Collect from the data below each line with "input".

[Stored data]
* * * * *

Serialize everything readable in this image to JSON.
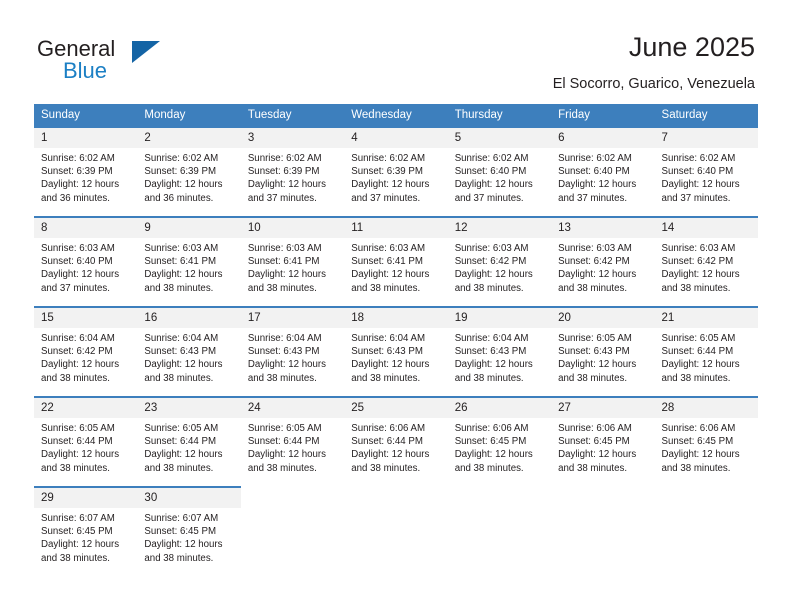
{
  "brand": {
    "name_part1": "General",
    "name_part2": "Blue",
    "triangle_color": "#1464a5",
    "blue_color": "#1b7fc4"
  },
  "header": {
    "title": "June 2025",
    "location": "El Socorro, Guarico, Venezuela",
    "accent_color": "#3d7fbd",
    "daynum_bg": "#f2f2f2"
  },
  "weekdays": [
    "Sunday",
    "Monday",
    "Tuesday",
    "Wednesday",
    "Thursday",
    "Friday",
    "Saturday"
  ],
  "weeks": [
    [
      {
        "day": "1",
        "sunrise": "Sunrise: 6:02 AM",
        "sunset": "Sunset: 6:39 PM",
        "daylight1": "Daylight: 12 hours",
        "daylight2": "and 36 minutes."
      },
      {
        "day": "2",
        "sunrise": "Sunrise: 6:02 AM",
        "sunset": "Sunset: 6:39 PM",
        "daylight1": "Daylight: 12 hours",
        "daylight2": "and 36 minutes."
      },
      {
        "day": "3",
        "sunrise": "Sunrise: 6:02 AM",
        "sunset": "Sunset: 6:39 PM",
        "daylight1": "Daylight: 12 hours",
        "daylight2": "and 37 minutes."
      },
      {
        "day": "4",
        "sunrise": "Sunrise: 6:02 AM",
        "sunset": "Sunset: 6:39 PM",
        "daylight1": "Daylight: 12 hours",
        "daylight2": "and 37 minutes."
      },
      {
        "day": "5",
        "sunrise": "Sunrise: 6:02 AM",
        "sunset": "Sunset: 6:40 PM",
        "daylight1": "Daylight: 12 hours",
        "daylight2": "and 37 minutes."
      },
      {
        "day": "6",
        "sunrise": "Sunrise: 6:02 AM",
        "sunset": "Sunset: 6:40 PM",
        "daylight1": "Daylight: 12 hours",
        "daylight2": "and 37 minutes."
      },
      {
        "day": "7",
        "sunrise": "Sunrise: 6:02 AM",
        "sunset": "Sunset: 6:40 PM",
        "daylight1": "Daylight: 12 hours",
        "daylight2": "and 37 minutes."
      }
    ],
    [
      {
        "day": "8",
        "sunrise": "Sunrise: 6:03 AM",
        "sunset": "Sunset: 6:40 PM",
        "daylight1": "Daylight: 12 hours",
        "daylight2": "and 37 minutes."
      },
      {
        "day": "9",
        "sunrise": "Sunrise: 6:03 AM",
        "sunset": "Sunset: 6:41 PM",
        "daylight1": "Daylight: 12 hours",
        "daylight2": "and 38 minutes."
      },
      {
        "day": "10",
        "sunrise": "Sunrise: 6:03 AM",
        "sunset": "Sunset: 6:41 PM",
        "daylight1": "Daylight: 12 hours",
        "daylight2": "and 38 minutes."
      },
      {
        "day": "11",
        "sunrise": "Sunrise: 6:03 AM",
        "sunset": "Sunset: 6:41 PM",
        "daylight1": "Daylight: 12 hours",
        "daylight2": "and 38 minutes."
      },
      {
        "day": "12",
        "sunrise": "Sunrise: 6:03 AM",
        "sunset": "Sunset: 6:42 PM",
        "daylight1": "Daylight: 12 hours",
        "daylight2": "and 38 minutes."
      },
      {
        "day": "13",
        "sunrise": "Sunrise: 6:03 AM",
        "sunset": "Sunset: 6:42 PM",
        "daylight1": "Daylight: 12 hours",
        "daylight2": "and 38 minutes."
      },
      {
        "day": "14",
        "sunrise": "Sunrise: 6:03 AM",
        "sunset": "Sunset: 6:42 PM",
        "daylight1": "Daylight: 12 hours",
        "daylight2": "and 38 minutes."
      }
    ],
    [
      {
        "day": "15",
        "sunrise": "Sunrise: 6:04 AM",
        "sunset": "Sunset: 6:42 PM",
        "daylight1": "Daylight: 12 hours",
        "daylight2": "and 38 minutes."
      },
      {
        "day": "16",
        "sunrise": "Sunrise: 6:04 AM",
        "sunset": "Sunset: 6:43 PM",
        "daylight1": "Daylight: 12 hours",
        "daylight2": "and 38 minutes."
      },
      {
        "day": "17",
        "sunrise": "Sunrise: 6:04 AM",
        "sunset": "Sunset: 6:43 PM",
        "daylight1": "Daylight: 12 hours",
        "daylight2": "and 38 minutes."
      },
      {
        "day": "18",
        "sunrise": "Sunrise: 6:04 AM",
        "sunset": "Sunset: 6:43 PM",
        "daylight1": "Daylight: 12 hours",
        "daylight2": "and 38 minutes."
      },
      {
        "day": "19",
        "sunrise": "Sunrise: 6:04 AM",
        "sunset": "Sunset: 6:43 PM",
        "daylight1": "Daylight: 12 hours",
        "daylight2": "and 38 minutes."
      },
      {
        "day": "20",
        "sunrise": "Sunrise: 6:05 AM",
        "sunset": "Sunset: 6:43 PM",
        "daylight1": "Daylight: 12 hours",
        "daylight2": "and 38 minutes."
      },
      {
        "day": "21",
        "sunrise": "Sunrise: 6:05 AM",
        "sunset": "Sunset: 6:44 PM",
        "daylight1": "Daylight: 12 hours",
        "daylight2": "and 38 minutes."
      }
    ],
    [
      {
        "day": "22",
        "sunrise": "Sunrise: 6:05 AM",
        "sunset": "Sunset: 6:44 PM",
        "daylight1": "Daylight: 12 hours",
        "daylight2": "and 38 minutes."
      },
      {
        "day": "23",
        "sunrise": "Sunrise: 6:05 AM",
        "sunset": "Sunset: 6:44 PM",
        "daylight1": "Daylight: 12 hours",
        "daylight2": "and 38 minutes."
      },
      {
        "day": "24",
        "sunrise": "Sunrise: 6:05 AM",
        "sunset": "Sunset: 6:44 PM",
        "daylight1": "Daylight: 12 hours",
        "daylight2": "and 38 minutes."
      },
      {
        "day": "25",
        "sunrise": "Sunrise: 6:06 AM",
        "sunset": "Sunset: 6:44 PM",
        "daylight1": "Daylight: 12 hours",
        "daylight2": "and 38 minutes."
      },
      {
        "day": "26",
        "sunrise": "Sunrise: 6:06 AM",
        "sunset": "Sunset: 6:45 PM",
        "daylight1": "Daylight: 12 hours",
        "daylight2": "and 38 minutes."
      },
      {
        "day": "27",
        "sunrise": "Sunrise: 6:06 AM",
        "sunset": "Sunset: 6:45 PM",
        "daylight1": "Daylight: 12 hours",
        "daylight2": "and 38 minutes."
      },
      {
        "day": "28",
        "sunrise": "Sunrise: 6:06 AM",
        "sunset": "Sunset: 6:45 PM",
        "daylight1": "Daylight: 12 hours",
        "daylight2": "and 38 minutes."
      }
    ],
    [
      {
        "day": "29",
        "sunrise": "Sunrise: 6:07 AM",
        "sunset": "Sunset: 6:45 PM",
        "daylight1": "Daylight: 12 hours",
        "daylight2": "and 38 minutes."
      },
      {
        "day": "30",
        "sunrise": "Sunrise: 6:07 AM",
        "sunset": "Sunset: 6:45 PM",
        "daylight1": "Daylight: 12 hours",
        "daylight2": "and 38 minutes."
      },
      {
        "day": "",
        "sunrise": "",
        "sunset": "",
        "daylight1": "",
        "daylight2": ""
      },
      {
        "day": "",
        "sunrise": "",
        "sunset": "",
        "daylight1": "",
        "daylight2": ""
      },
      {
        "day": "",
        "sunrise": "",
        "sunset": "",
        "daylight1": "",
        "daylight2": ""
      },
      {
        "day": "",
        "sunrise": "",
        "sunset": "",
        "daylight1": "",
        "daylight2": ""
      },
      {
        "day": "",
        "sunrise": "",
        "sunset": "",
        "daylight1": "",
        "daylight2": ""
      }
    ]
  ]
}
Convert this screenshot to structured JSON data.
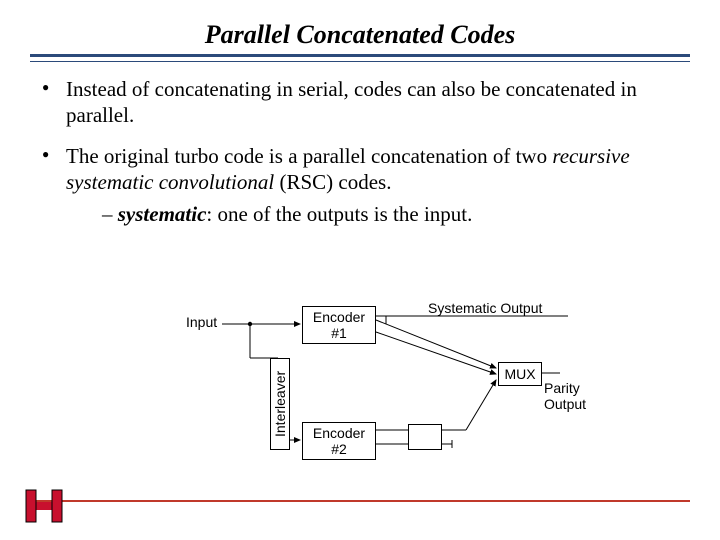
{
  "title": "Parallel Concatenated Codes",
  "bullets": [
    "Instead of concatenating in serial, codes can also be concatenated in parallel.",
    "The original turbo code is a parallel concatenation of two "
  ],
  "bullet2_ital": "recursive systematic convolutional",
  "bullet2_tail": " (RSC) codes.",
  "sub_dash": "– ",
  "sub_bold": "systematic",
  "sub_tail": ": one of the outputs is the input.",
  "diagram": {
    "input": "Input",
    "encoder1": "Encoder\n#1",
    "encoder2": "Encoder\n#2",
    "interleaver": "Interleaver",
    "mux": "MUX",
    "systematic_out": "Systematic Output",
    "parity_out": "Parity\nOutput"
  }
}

* * * * *

#### [SOLUTION TO THE PROBLEM]
  "sub_tail": ": one of the outputs is the input.",
    "input": "Input",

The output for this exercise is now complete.